Saved data entries
##############################

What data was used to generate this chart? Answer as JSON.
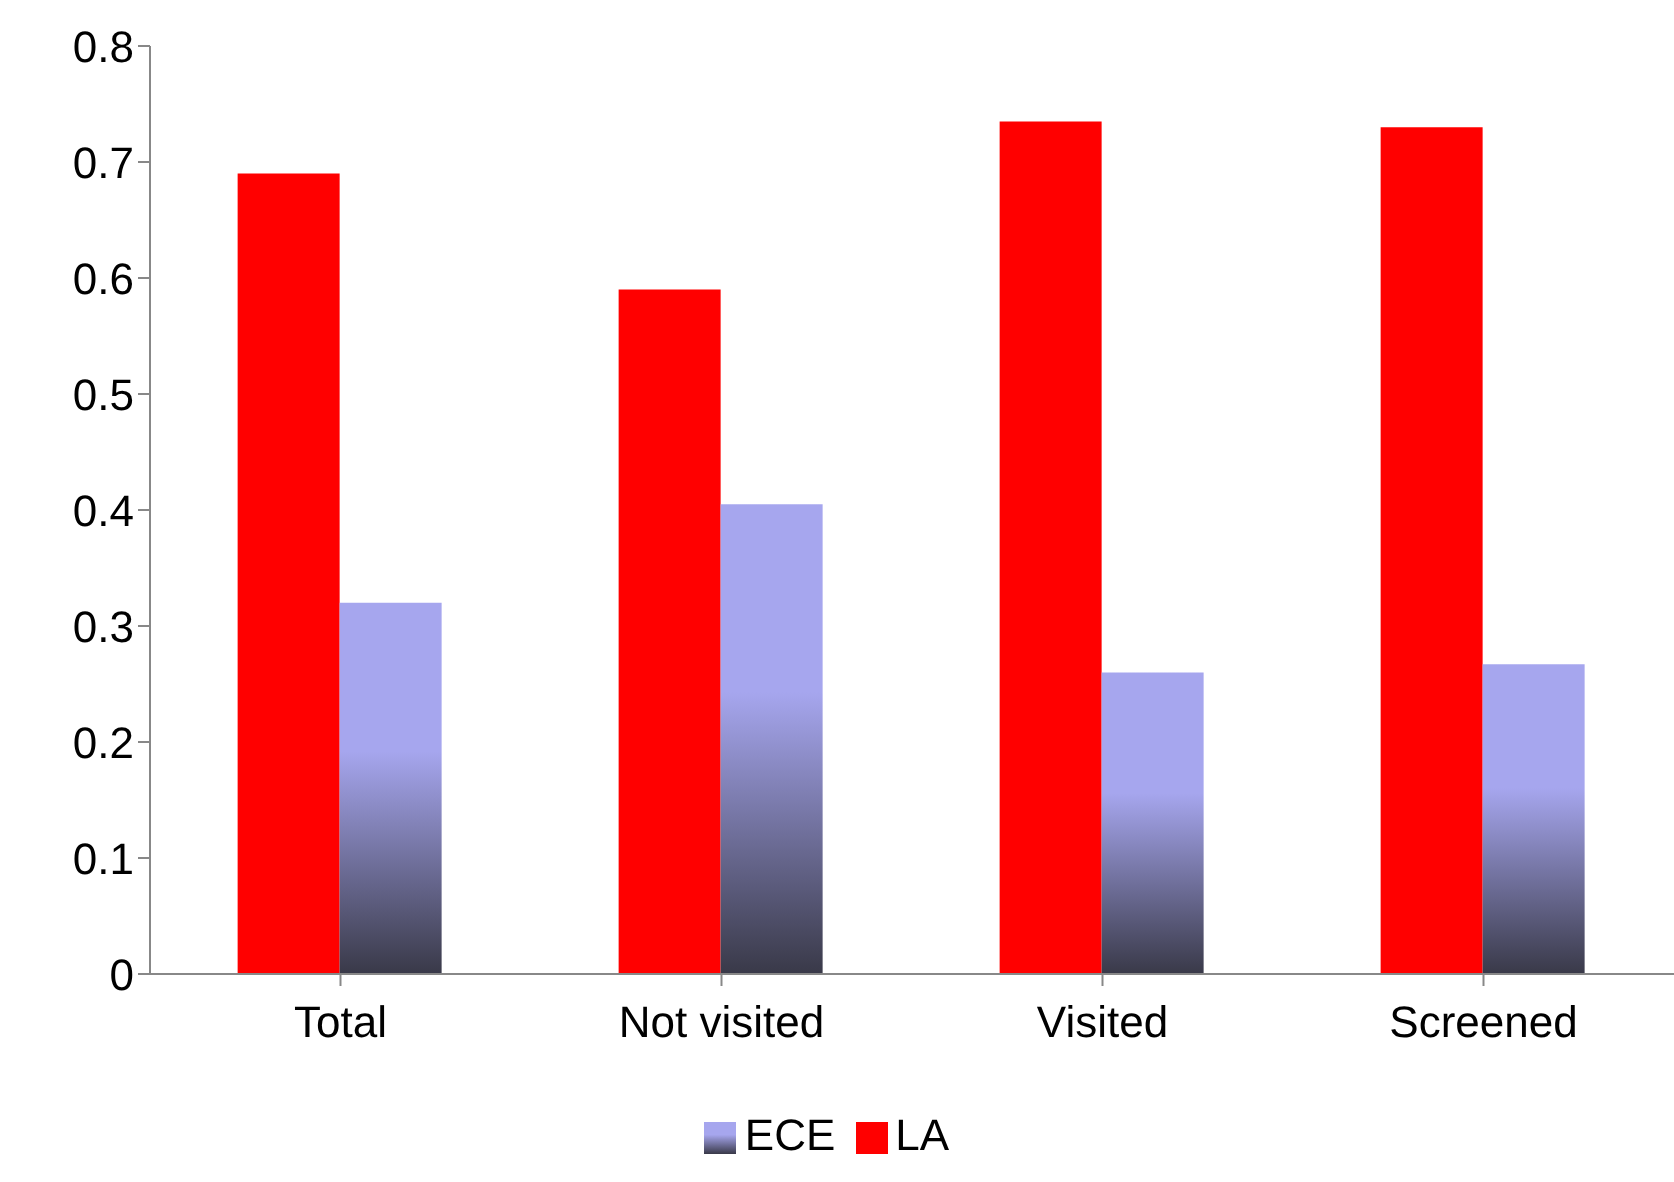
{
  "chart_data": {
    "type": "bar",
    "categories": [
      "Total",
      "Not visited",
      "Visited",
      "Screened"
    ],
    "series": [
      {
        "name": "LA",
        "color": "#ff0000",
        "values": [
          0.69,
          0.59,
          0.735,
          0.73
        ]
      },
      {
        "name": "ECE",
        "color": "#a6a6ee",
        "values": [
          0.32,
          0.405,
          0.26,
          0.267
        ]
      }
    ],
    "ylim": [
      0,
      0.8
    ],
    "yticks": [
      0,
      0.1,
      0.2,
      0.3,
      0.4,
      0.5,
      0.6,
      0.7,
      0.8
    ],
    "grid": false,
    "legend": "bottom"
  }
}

##############################

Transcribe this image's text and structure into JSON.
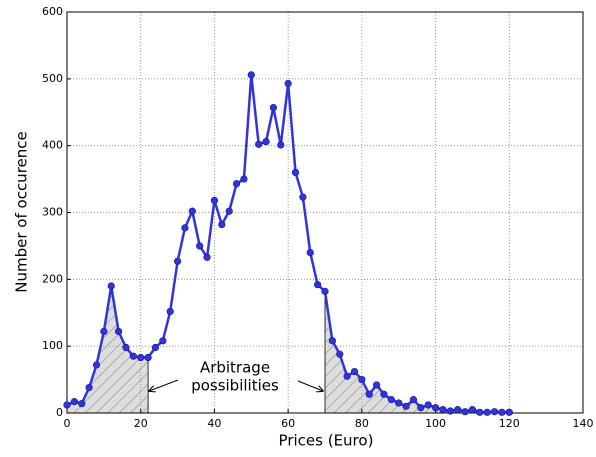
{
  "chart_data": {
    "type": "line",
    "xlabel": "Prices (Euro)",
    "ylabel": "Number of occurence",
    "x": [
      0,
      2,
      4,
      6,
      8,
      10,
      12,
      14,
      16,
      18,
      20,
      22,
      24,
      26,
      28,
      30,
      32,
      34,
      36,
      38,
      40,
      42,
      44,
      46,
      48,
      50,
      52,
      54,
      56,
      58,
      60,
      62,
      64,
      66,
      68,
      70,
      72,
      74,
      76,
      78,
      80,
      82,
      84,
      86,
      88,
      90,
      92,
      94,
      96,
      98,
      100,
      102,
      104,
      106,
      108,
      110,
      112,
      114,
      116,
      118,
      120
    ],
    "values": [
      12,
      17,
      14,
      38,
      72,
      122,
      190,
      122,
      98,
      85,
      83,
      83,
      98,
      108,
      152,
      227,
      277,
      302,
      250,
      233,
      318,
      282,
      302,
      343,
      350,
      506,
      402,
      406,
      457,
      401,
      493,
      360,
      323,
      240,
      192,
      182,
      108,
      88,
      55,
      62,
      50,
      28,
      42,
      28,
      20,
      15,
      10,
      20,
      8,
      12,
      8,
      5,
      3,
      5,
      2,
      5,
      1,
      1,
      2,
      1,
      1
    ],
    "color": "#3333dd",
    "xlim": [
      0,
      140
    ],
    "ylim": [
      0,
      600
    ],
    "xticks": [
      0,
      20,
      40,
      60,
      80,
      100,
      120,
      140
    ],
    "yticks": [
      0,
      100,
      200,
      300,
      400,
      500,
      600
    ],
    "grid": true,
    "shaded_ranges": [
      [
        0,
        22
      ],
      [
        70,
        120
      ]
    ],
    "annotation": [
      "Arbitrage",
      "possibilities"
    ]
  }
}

##############################

• _WHAT THE TASK REQUIRES_
Check each line of the records for "this" and copy the ones that contain it.

• _FINISHED TASK_
What data was used to generate this chart? Answer as JSON.
Transcribe this image's text and structure into JSON.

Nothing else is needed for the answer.